_EXERCICE COURT A_
Recopiez fidèlement le passage de la chronique musicale compris entre « Le second thème » et « de ce programme. », bornes incluses.
_EXERCICE COURT B_
Retranscrivez à l'identique les lignes des entrées, depuis le début des entrées jusqu'à la ligne contenant « scatter-point — [399, 195, 409, 206] », celle-ci incluse.

_TEXTE DU DOCUMENT_
▼▼▼
Cette remarquable composition de Ronan Le Bars, est en quelque sorte, une dédicace en direction de la diaspora bretonne, fort présente, dans certaines villes des Etats Unis, comme, pour exemple, cités, plus haut, les frères Boclé, Bretons partis à New York pour jouer du jazz.

Mais Ronan Le Bars sait, aussi, nous ramener sur les terres trégorroises avec « Toñ Plinn » , le plinn étant une danse traditionnelle destinée, originellement, à damer le sol en terre battue des maisons.

Ronan a appris le premier thème de cette suite, à partir d’un enregistrement de 1979, en Côtes d’Armor, appelées, encore, jusqu’en 1990, Côtes du Nord, lors du concours Plinn de Bourbriac.

Le second thème est du talabarder, Daniel Philippe et le troisième une composition originale et personnelle, à l’uilleann pipes, signée de Ronan.

Pour restituer l’antériorité et la transversalité temporelle de cette danse, la plage commence comme un vinyle 33 tours qui gratte sous le diamant d’un vieil électrophone, avant de faire place à l’enregistrement contemporain sur lequel on perçoit, même, le pas bien martelé des danseurs, fruit des percussions de Keyvan Chemirani, invité pour ce titre, ainsi que pour deux autres morceaux de ce programme.

Citons, aussi, en piste 8, « Aldona » , l’une des toutes premières compositions de Ronan, valse qui vit le jour, en 1989, lors d’une tournée en Pologne avec le Bagad Gwengamp.

Mentionnons également, en plage 9, « Tapas Nocturnes » , détour par la Galice, autre pays celtique, avec une suite de trois airs où l’on reconnaît, en conclusion de cette séquence, la virevoltante « Costa del Galicia » , apprise du géant de la gaïta… Carlos Nuñez !

Pour notre part, nous avions, connu, ce titre, en 3e position du CD « Dan ar Braz et l’Héritage des Celtes - Finisterres » , paru en 1997.

L’album se conclut par « Tonkañ » , signifiant, en breton, comme sur le chant de foire, une affaire conclue.

Il s’agit d’un air composé par Ronan, sur lequel vient se poser, la, toujours, délicieuse voix d’Annie Ebrel.

L’enchanteresse voix féminine de Bretagne chante avec la souplesse et la clarté qu’on lui connaît, un texte traditionnel, « An teir rozenn - les trois roses » , dont les paroles bretonnes et leur transcription, en français, figurent au dos de l’encart sus-décrit, au début de cette chronique.

Celui-ci est bâti à partir de deux collectages : l’un d’Ifig Troadec, extrait de son carnet de route, le second de « Tenzor e Bodkol » , patrimoine chanté des Frères Morvan.
▲▲▲
Données sources
▼▼▼
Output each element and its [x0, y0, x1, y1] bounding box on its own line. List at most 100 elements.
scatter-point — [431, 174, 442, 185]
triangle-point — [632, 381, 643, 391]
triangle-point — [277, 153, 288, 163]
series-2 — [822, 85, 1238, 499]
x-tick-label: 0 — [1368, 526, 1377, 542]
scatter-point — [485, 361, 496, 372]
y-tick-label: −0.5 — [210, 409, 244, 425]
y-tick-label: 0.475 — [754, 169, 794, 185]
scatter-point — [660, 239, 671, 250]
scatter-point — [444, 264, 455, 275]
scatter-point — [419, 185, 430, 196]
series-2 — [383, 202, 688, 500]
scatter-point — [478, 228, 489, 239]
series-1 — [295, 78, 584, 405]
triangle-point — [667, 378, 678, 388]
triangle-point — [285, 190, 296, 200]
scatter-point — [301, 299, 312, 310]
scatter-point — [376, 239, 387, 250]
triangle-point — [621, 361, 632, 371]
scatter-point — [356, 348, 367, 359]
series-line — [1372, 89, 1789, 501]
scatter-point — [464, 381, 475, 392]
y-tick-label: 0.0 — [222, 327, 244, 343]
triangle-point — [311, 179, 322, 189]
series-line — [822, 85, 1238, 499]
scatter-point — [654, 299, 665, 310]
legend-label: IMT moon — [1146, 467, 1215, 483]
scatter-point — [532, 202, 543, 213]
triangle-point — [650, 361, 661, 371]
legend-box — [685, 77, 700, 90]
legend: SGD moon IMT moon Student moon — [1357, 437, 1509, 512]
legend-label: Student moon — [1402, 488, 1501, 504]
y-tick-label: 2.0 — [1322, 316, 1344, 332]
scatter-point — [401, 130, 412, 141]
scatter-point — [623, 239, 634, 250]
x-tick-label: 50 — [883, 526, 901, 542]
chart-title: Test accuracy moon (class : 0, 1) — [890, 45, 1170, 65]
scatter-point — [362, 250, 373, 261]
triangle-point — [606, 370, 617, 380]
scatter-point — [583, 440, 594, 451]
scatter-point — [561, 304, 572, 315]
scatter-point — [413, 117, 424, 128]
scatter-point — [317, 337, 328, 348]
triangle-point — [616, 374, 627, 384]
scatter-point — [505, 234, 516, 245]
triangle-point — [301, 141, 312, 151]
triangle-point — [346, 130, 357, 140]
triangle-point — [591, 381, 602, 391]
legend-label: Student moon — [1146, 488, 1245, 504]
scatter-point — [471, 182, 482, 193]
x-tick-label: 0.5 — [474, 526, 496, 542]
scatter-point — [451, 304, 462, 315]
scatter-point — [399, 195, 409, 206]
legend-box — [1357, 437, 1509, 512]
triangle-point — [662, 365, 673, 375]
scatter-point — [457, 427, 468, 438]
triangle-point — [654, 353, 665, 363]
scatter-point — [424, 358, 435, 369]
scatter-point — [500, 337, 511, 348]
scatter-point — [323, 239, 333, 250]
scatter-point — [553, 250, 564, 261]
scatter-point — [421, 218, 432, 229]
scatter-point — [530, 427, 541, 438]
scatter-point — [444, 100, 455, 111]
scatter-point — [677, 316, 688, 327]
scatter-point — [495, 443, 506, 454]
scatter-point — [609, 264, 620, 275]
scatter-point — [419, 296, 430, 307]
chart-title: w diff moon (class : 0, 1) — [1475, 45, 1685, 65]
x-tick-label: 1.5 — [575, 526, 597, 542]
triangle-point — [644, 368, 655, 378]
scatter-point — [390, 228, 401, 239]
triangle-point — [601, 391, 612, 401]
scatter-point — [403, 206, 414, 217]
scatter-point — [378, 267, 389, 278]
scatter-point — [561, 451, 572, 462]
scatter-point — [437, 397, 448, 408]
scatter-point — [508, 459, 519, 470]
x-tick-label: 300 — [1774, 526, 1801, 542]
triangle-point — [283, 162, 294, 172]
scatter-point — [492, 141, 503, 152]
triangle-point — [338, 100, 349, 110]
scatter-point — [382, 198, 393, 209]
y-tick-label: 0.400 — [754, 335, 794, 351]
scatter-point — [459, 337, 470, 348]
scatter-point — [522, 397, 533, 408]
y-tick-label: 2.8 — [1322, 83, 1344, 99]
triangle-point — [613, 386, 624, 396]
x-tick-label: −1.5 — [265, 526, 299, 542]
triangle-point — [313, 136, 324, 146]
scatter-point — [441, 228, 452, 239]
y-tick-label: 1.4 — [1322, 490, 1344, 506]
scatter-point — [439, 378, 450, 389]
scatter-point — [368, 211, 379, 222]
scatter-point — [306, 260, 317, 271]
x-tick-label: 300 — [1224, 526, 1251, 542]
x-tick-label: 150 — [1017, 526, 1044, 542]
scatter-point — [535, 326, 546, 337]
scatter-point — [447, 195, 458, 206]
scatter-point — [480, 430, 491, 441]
▲▲▲
_CORRIGÉ DE L'EXERCICE A_
Le second thème est du talabarder, Daniel Philippe et le troisième une composition originale et personnelle, à l’uilleann pipes, signée de Ronan.

Pour restituer l’antériorité et la transversalité temporelle de cette danse, la plage commence comme un vinyle 33 tours qui gratte sous le diamant d’un vieil électrophone, avant de faire place à l’enregistrement contemporain sur lequel on perçoit, même, le pas bien martelé des danseurs, fruit des percussions de Keyvan Chemirani, invité pour ce titre, ainsi que pour deux autres morceaux de ce programme.

_CORRIGÉ DE L'EXERCICE B_
Output each element and its [x0, y0, x1, y1] bounding box on its own line. List at most 100 elements.
scatter-point — [431, 174, 442, 185]
triangle-point — [632, 381, 643, 391]
triangle-point — [277, 153, 288, 163]
series-2 — [822, 85, 1238, 499]
x-tick-label: 0 — [1368, 526, 1377, 542]
scatter-point — [485, 361, 496, 372]
y-tick-label: −0.5 — [210, 409, 244, 425]
y-tick-label: 0.475 — [754, 169, 794, 185]
scatter-point — [660, 239, 671, 250]
scatter-point — [444, 264, 455, 275]
scatter-point — [419, 185, 430, 196]
series-2 — [383, 202, 688, 500]
scatter-point — [478, 228, 489, 239]
series-1 — [295, 78, 584, 405]
triangle-point — [667, 378, 678, 388]
triangle-point — [285, 190, 296, 200]
scatter-point — [301, 299, 312, 310]
scatter-point — [376, 239, 387, 250]
triangle-point — [621, 361, 632, 371]
scatter-point — [356, 348, 367, 359]
series-line — [1372, 89, 1789, 501]
scatter-point — [464, 381, 475, 392]
y-tick-label: 0.0 — [222, 327, 244, 343]
triangle-point — [311, 179, 322, 189]
series-line — [822, 85, 1238, 499]
scatter-point — [654, 299, 665, 310]
legend-label: IMT moon — [1146, 467, 1215, 483]
scatter-point — [532, 202, 543, 213]
triangle-point — [650, 361, 661, 371]
legend-box — [685, 77, 700, 90]
legend: SGD moon IMT moon Student moon — [1357, 437, 1509, 512]
legend-label: Student moon — [1402, 488, 1501, 504]
y-tick-label: 2.0 — [1322, 316, 1344, 332]
scatter-point — [401, 130, 412, 141]
scatter-point — [623, 239, 634, 250]
x-tick-label: 50 — [883, 526, 901, 542]
chart-title: Test accuracy moon (class : 0, 1) — [890, 45, 1170, 65]
scatter-point — [362, 250, 373, 261]
triangle-point — [606, 370, 617, 380]
scatter-point — [583, 440, 594, 451]
scatter-point — [561, 304, 572, 315]
scatter-point — [413, 117, 424, 128]
scatter-point — [317, 337, 328, 348]
triangle-point — [616, 374, 627, 384]
scatter-point — [505, 234, 516, 245]
triangle-point — [301, 141, 312, 151]
triangle-point — [346, 130, 357, 140]
triangle-point — [591, 381, 602, 391]
legend-label: Student moon — [1146, 488, 1245, 504]
scatter-point — [471, 182, 482, 193]
x-tick-label: 0.5 — [474, 526, 496, 542]
scatter-point — [451, 304, 462, 315]
scatter-point — [399, 195, 409, 206]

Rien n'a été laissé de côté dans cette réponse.